- [Directions] Wherever a line holds the string "TradingView", copy that line.
+++ Extracted entries
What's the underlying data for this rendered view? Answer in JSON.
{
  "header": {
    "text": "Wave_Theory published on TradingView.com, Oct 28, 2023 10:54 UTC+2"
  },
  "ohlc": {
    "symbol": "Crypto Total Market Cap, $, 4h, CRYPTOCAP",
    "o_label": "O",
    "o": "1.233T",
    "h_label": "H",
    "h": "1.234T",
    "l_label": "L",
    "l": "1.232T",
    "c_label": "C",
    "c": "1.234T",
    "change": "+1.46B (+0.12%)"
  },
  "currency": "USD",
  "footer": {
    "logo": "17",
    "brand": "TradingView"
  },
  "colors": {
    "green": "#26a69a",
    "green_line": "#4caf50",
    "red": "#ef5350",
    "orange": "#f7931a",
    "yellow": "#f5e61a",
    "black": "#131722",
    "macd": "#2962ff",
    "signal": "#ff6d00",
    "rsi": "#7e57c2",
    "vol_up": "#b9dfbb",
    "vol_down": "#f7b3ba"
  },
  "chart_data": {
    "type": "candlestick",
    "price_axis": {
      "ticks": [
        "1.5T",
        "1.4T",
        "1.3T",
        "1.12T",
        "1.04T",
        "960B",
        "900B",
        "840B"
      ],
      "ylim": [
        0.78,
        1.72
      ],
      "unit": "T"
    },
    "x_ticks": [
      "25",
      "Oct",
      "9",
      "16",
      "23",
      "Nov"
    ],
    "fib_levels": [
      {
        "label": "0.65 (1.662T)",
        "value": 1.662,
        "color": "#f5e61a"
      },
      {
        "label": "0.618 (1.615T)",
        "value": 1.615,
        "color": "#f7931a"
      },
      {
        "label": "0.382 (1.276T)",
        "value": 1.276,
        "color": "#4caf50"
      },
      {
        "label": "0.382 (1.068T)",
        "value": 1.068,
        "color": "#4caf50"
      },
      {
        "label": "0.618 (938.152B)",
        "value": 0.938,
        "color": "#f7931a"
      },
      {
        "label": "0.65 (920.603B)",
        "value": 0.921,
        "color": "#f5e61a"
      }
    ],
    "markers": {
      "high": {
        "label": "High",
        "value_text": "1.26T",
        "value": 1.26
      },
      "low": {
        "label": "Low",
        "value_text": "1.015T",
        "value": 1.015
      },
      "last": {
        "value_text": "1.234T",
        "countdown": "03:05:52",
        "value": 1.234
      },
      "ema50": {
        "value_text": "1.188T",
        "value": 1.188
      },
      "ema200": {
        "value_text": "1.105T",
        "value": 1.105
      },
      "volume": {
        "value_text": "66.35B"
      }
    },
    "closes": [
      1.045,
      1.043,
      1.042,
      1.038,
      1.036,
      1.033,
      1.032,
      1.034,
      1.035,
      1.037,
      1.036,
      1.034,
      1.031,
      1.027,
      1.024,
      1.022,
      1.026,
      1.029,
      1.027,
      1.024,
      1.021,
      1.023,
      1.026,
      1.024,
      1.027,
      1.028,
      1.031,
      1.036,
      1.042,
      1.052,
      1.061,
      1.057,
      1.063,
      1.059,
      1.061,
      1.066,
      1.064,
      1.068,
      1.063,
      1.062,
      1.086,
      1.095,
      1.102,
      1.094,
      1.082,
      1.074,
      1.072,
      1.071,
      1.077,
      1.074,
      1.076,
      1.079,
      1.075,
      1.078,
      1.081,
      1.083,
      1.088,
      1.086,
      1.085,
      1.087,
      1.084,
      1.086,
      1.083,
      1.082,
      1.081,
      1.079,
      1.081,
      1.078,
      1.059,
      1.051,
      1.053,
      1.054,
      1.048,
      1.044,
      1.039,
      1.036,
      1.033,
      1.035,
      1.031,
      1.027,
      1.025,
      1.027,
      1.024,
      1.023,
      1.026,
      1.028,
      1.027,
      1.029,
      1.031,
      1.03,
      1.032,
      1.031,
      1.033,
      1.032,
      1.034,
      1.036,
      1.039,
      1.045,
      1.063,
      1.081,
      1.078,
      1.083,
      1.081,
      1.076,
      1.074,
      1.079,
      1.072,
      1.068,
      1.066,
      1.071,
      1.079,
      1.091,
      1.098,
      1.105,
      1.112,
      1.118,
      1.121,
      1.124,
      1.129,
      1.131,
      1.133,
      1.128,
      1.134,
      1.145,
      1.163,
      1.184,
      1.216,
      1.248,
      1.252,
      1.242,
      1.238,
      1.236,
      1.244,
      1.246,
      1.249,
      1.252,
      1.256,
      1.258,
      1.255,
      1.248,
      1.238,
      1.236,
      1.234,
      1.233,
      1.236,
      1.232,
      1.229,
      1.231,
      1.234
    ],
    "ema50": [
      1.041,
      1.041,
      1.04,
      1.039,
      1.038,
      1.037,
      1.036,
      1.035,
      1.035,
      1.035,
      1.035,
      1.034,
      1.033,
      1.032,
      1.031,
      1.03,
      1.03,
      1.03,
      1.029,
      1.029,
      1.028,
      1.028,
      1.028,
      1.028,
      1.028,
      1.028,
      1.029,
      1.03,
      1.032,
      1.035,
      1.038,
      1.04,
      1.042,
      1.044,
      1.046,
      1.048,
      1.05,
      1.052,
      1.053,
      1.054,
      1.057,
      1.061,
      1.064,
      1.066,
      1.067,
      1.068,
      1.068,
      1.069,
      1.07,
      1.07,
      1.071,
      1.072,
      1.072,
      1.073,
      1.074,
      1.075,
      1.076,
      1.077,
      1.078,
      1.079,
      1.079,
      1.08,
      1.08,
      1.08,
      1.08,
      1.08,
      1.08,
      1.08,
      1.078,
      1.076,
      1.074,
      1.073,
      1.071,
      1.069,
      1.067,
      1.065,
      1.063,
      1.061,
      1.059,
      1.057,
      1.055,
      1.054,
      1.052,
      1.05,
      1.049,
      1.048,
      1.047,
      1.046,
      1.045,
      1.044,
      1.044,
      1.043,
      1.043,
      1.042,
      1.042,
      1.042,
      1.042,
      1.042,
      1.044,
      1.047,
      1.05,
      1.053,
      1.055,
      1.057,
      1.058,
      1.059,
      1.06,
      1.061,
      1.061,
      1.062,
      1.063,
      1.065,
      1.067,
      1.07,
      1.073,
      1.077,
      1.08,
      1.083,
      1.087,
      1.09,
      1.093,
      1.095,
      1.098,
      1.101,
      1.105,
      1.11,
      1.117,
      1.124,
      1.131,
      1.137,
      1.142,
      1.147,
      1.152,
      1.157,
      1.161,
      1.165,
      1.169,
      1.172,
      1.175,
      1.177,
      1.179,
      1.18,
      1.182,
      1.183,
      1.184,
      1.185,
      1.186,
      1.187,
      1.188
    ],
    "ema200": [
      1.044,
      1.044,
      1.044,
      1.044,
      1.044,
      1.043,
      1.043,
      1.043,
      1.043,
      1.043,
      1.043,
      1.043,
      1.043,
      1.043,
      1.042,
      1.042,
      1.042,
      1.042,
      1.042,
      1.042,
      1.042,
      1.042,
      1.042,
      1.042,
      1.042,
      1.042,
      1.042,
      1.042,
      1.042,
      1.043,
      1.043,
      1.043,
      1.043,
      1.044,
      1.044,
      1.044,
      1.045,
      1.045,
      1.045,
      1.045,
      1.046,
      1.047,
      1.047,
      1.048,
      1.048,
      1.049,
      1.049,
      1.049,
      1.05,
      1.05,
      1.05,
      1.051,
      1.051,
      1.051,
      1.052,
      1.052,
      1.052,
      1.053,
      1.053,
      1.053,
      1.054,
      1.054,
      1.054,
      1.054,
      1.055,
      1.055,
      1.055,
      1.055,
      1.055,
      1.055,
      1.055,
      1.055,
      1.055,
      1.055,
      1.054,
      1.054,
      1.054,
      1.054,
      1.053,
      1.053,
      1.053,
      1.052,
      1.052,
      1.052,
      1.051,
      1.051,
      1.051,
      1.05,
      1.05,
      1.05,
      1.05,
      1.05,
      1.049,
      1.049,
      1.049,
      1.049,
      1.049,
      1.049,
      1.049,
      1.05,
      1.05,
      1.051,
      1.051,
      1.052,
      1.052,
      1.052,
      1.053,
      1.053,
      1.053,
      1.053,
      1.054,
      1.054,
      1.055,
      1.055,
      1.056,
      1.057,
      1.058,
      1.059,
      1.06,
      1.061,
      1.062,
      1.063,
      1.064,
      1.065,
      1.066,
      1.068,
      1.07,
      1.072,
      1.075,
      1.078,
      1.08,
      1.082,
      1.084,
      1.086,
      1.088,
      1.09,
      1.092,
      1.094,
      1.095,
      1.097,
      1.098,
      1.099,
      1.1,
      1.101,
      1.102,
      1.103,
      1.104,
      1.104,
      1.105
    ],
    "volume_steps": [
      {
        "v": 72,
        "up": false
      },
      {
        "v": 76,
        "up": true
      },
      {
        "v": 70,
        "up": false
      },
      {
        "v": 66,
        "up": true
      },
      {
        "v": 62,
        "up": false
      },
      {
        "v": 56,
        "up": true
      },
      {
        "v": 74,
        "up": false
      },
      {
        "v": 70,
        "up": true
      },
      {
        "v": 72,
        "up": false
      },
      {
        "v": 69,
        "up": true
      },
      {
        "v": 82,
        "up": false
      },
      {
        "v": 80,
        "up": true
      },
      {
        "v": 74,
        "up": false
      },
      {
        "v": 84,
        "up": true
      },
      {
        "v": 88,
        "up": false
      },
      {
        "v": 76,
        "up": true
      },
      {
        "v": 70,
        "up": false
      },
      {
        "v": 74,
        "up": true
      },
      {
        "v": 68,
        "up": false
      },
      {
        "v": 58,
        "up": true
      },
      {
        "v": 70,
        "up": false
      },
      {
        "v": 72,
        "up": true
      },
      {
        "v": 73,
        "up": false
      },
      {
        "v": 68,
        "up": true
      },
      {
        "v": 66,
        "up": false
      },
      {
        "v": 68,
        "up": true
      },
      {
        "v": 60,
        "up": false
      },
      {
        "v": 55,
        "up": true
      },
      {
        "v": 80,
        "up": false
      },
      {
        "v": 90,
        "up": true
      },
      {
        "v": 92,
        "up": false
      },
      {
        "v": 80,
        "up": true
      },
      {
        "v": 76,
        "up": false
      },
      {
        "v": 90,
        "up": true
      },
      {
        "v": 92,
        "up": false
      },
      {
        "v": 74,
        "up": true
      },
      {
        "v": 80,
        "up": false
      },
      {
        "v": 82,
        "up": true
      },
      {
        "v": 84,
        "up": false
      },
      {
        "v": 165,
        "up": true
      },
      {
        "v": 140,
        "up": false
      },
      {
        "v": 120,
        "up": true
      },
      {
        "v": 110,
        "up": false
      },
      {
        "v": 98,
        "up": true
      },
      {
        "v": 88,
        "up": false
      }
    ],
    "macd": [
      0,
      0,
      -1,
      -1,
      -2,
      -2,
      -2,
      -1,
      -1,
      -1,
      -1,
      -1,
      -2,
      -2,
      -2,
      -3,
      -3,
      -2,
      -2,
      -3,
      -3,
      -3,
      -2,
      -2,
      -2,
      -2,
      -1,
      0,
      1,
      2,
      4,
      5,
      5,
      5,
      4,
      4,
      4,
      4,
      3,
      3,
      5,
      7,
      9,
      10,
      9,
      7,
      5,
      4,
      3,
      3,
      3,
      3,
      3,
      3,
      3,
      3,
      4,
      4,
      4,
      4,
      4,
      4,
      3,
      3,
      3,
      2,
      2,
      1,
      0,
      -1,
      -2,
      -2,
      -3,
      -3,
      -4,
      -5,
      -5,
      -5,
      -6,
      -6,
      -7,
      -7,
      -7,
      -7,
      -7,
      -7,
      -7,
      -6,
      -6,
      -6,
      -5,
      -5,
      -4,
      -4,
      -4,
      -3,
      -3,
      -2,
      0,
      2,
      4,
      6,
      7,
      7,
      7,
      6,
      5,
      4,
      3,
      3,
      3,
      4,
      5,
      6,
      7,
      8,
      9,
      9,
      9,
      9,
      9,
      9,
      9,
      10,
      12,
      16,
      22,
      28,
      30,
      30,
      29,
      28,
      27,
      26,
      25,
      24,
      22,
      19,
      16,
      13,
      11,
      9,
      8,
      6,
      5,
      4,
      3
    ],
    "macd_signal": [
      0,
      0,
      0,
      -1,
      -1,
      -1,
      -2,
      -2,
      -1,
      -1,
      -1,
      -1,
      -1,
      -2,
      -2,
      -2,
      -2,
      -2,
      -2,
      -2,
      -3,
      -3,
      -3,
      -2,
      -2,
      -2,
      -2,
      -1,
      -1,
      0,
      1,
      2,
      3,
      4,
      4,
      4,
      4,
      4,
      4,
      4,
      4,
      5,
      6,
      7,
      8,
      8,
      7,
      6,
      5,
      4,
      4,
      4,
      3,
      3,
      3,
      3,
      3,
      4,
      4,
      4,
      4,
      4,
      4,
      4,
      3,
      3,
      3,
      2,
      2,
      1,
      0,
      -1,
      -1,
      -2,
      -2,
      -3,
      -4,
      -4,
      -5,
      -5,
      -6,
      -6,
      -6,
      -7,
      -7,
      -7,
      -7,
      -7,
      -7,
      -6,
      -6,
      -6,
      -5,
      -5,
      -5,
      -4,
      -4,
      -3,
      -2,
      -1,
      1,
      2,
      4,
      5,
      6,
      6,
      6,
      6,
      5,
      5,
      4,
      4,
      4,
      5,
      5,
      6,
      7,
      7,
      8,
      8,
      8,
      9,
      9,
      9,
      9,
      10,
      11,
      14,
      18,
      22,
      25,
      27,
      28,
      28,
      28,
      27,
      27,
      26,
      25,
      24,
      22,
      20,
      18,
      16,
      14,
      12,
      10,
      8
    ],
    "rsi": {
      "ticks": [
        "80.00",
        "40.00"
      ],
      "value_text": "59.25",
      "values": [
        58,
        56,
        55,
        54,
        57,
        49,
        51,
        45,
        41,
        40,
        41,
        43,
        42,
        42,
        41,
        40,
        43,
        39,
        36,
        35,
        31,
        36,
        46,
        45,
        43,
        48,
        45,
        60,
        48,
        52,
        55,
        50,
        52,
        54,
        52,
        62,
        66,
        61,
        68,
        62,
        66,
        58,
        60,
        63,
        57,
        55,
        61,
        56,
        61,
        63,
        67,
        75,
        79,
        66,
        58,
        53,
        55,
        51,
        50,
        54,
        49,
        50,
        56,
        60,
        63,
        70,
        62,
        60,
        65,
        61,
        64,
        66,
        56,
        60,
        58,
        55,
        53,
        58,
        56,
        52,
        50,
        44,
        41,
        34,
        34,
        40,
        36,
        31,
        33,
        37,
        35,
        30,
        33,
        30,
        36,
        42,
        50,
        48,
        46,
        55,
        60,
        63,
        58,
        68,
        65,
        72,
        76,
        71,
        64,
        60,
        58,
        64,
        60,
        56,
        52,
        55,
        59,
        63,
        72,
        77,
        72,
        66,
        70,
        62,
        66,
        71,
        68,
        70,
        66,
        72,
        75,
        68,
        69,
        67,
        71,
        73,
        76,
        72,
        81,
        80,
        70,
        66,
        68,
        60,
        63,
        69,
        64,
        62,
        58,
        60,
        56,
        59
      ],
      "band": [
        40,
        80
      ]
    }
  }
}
++++++
- [Solution to the problem]
    "text": "Wave_Theory published on TradingView.com, Oct 28, 2023 10:54 UTC+2"
    "brand": "TradingView"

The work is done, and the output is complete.